## WRITTEN INSTRUCTION
Copy every line of the data in which the word "qranulositlərin" occurs.

## DATASET EXTRACT
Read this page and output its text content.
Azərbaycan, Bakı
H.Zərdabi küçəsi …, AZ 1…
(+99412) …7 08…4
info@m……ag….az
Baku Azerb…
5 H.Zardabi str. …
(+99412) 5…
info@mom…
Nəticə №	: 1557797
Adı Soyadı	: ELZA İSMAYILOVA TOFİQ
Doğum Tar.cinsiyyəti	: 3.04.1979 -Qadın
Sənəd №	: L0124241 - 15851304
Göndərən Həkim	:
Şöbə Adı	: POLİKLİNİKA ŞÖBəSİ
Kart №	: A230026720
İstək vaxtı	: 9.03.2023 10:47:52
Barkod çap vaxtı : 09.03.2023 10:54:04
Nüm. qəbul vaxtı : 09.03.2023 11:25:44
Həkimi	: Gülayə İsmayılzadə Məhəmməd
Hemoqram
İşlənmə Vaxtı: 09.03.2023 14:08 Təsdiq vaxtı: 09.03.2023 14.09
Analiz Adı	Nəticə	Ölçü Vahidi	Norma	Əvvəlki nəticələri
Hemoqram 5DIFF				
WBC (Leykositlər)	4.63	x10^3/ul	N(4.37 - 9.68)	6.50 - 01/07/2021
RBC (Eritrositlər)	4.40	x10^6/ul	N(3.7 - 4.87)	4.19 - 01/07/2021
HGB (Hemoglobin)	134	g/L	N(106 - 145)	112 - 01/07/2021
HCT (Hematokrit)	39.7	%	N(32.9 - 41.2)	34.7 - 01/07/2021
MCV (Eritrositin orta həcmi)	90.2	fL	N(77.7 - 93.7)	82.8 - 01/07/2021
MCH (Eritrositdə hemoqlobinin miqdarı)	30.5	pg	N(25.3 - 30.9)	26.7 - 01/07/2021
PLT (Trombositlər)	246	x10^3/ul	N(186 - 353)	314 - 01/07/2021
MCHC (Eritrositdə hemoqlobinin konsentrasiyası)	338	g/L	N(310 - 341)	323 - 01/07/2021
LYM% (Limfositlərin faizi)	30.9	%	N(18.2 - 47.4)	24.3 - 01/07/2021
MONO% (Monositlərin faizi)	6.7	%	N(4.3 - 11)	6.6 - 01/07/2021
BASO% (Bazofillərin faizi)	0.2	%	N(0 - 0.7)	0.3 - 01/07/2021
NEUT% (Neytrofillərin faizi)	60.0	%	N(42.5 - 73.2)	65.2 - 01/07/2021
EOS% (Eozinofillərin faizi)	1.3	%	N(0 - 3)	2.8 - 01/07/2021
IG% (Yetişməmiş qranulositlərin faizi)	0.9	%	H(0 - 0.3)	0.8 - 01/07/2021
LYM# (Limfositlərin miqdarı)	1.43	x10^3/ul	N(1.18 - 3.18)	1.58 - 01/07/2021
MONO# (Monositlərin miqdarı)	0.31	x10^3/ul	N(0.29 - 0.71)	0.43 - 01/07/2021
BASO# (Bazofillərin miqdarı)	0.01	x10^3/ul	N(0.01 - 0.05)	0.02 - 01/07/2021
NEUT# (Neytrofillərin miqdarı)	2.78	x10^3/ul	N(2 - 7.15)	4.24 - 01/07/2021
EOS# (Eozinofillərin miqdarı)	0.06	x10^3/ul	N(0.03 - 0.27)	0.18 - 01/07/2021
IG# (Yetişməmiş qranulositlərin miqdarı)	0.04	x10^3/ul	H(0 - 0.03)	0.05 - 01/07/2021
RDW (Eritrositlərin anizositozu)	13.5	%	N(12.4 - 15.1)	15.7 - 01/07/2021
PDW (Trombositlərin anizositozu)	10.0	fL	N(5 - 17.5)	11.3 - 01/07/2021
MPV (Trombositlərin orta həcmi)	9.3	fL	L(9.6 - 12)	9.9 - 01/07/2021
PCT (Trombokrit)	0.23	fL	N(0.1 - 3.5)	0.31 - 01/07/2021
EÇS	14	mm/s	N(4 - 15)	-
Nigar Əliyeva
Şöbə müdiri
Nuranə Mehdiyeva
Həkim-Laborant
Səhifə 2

## FINAL ANSWER
IG% (Yetişməmiş qranulositlərin faizi)	0.9	%	H(0 - 0.3)	0.8 - 01/07/2021
IG# (Yetişməmiş qranulositlərin miqdarı)	0.04	x10^3/ul	H(0 - 0.03)	0.05 - 01/07/2021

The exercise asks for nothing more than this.